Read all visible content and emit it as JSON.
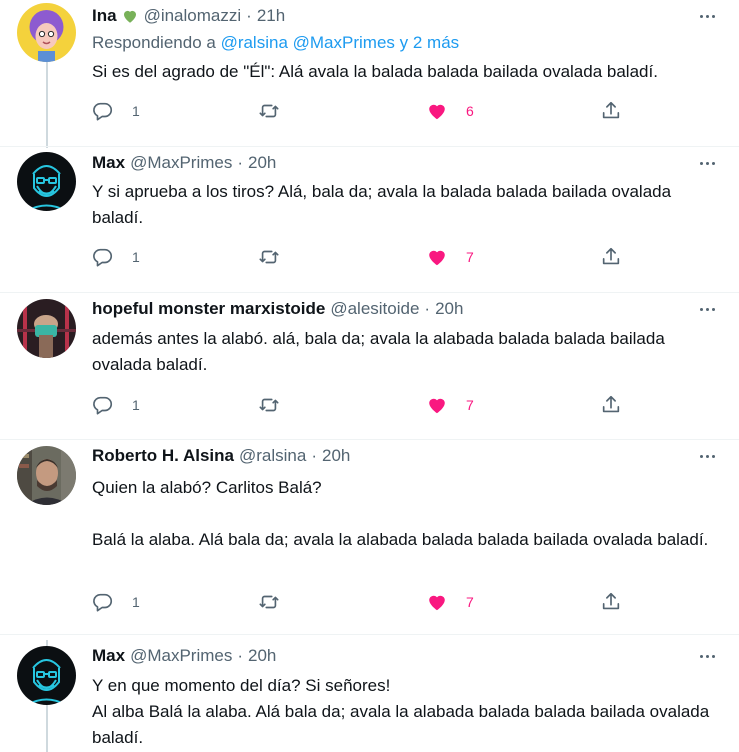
{
  "tweets": [
    {
      "name": "Ina",
      "handle": "@inalomazzi",
      "time": "21h",
      "replying_prefix": "Respondiendo a",
      "replying_to": [
        "@ralsina",
        "@MaxPrimes"
      ],
      "replying_more": "y 2 más",
      "paragraphs": [
        "Si es del agrado de \"Él\": Alá avala la balada balada bailada ovalada baladí."
      ],
      "replies": "1",
      "likes": "6"
    },
    {
      "name": "Max",
      "handle": "@MaxPrimes",
      "time": "20h",
      "paragraphs": [
        "Y si aprueba a los tiros? Alá, bala da; avala la balada balada bailada ovalada baladí."
      ],
      "replies": "1",
      "likes": "7"
    },
    {
      "name": "hopeful monster marxistoide",
      "handle": "@alesitoide",
      "time": "20h",
      "paragraphs": [
        "además antes la alabó. alá, bala da; avala la alabada balada balada bailada ovalada baladí."
      ],
      "replies": "1",
      "likes": "7"
    },
    {
      "name": "Roberto H. Alsina",
      "handle": "@ralsina",
      "time": "20h",
      "paragraphs": [
        "Quien la alabó? Carlitos Balá?",
        "Balá la alaba. Alá bala da; avala la alabada balada balada bailada ovalada baladí."
      ],
      "replies": "1",
      "likes": "7"
    },
    {
      "name": "Max",
      "handle": "@MaxPrimes",
      "time": "20h",
      "paragraphs": [
        "Y en que momento del día? Si señores!",
        "Al alba Balá la alaba. Alá bala da; avala la alabada balada balada bailada ovalada baladí."
      ]
    }
  ],
  "separator": "·",
  "colors": {
    "text": "#0f1419",
    "muted": "#536471",
    "link": "#1d9bf0",
    "like": "#f91880",
    "border": "#eff3f4",
    "thread": "#cfd9de"
  }
}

________

#### [To do]
Repeat everything in the records precisely. Images are excluded from the copy.

#### [Answer to the problem]
Read all visible content and emit it as JSON.
{
  "tweets": [
    {
      "name": "Ina",
      "handle": "@inalomazzi",
      "time": "21h",
      "replying_prefix": "Respondiendo a",
      "replying_to": [
        "@ralsina",
        "@MaxPrimes"
      ],
      "replying_more": "y 2 más",
      "paragraphs": [
        "Si es del agrado de \"Él\": Alá avala la balada balada bailada ovalada baladí."
      ],
      "replies": "1",
      "likes": "6"
    },
    {
      "name": "Max",
      "handle": "@MaxPrimes",
      "time": "20h",
      "paragraphs": [
        "Y si aprueba a los tiros? Alá, bala da; avala la balada balada bailada ovalada baladí."
      ],
      "replies": "1",
      "likes": "7"
    },
    {
      "name": "hopeful monster marxistoide",
      "handle": "@alesitoide",
      "time": "20h",
      "paragraphs": [
        "además antes la alabó. alá, bala da; avala la alabada balada balada bailada ovalada baladí."
      ],
      "replies": "1",
      "likes": "7"
    },
    {
      "name": "Roberto H. Alsina",
      "handle": "@ralsina",
      "time": "20h",
      "paragraphs": [
        "Quien la alabó? Carlitos Balá?",
        "Balá la alaba. Alá bala da; avala la alabada balada balada bailada ovalada baladí."
      ],
      "replies": "1",
      "likes": "7"
    },
    {
      "name": "Max",
      "handle": "@MaxPrimes",
      "time": "20h",
      "paragraphs": [
        "Y en que momento del día? Si señores!",
        "Al alba Balá la alaba. Alá bala da; avala la alabada balada balada bailada ovalada baladí."
      ]
    }
  ],
  "separator": "·",
  "colors": {
    "text": "#0f1419",
    "muted": "#536471",
    "link": "#1d9bf0",
    "like": "#f91880",
    "border": "#eff3f4",
    "thread": "#cfd9de"
  }
}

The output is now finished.